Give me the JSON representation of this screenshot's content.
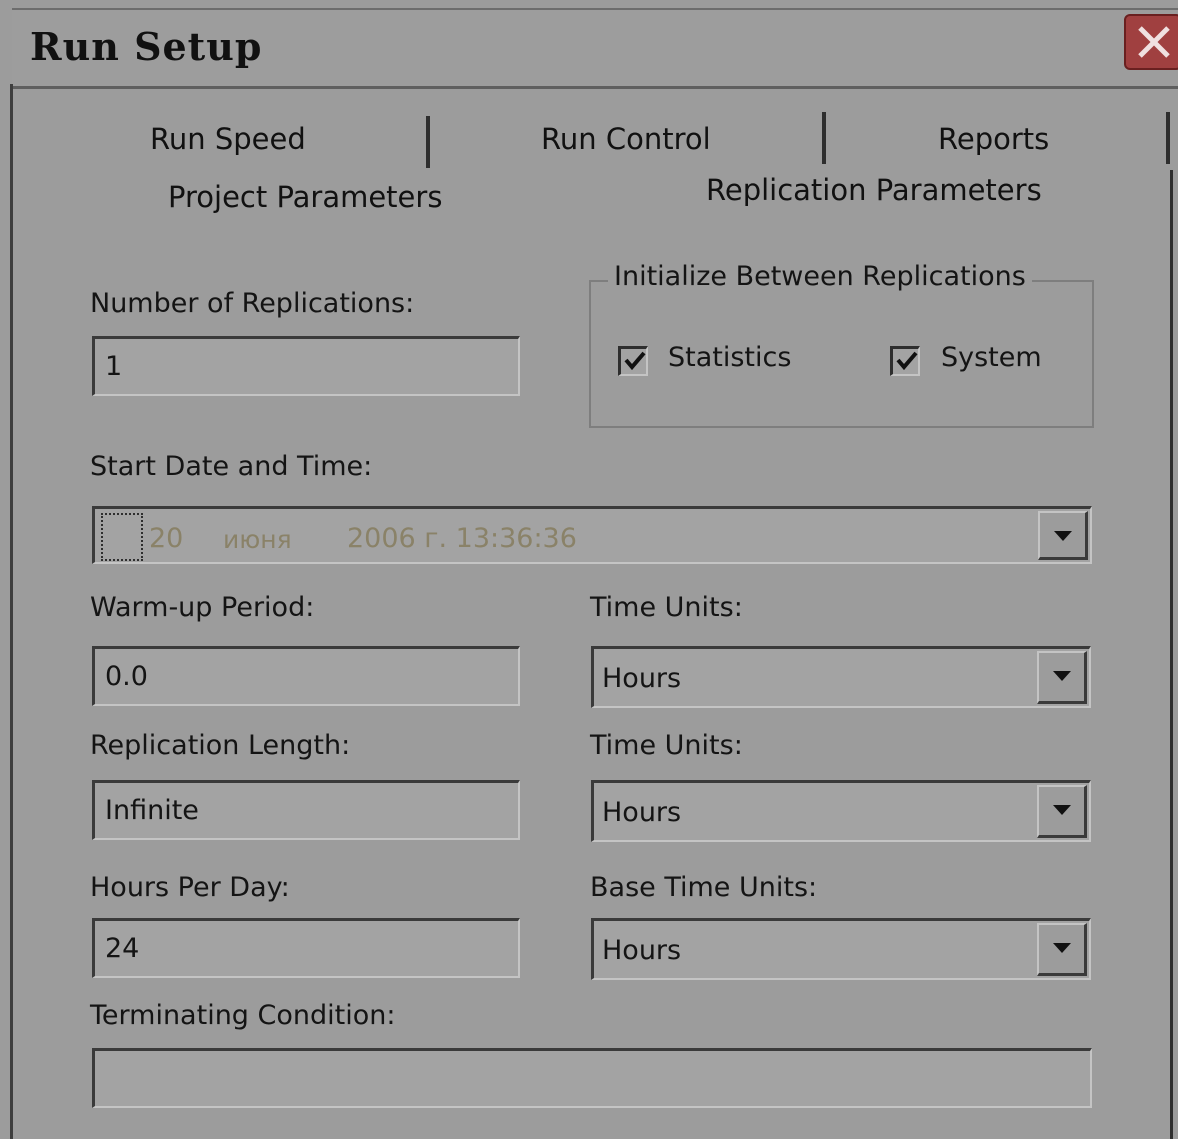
{
  "window": {
    "title": "Run Setup"
  },
  "tabs": {
    "row1": [
      "Run Speed",
      "Run Control",
      "Reports"
    ],
    "row2": [
      "Project Parameters",
      "Replication Parameters"
    ],
    "active": "Replication Parameters"
  },
  "form": {
    "num_replications": {
      "label": "Number of Replications:",
      "value": "1"
    },
    "init_group": {
      "title": "Initialize Between Replications",
      "statistics": {
        "label": "Statistics",
        "checked": true
      },
      "system": {
        "label": "System",
        "checked": true
      }
    },
    "start_date": {
      "label": "Start Date and Time:",
      "day": "20",
      "month": "июня",
      "year_time": "2006 г. 13:36:36",
      "enabled": false
    },
    "warmup": {
      "label": "Warm-up Period:",
      "value": "0.0",
      "units_label": "Time Units:",
      "units_value": "Hours"
    },
    "rep_length": {
      "label": "Replication Length:",
      "value": "Infinite",
      "units_label": "Time Units:",
      "units_value": "Hours"
    },
    "hours_per_day": {
      "label": "Hours Per Day:",
      "value": "24",
      "units_label": "Base Time Units:",
      "units_value": "Hours"
    },
    "terminating": {
      "label": "Terminating Condition:",
      "value": ""
    }
  },
  "colors": {
    "background": "#9c9c9c",
    "close_button": "#a04040",
    "disabled_text": "#8a8268"
  },
  "icons": {
    "close": "close-icon",
    "dropdown": "chevron-down-icon",
    "check": "checkmark-icon"
  }
}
-=-=-=-=-
What needs to be done: Restate each entry word for word, please, but drop any images it holds.

Response to the exercise:
Give me the JSON representation of this screenshot's content.
{
  "window": {
    "title": "Run Setup"
  },
  "tabs": {
    "row1": [
      "Run Speed",
      "Run Control",
      "Reports"
    ],
    "row2": [
      "Project Parameters",
      "Replication Parameters"
    ],
    "active": "Replication Parameters"
  },
  "form": {
    "num_replications": {
      "label": "Number of Replications:",
      "value": "1"
    },
    "init_group": {
      "title": "Initialize Between Replications",
      "statistics": {
        "label": "Statistics",
        "checked": true
      },
      "system": {
        "label": "System",
        "checked": true
      }
    },
    "start_date": {
      "label": "Start Date and Time:",
      "day": "20",
      "month": "июня",
      "year_time": "2006 г. 13:36:36",
      "enabled": false
    },
    "warmup": {
      "label": "Warm-up Period:",
      "value": "0.0",
      "units_label": "Time Units:",
      "units_value": "Hours"
    },
    "rep_length": {
      "label": "Replication Length:",
      "value": "Infinite",
      "units_label": "Time Units:",
      "units_value": "Hours"
    },
    "hours_per_day": {
      "label": "Hours Per Day:",
      "value": "24",
      "units_label": "Base Time Units:",
      "units_value": "Hours"
    },
    "terminating": {
      "label": "Terminating Condition:",
      "value": ""
    }
  },
  "colors": {
    "background": "#9c9c9c",
    "close_button": "#a04040",
    "disabled_text": "#8a8268"
  },
  "icons": {
    "close": "close-icon",
    "dropdown": "chevron-down-icon",
    "check": "checkmark-icon"
  }
}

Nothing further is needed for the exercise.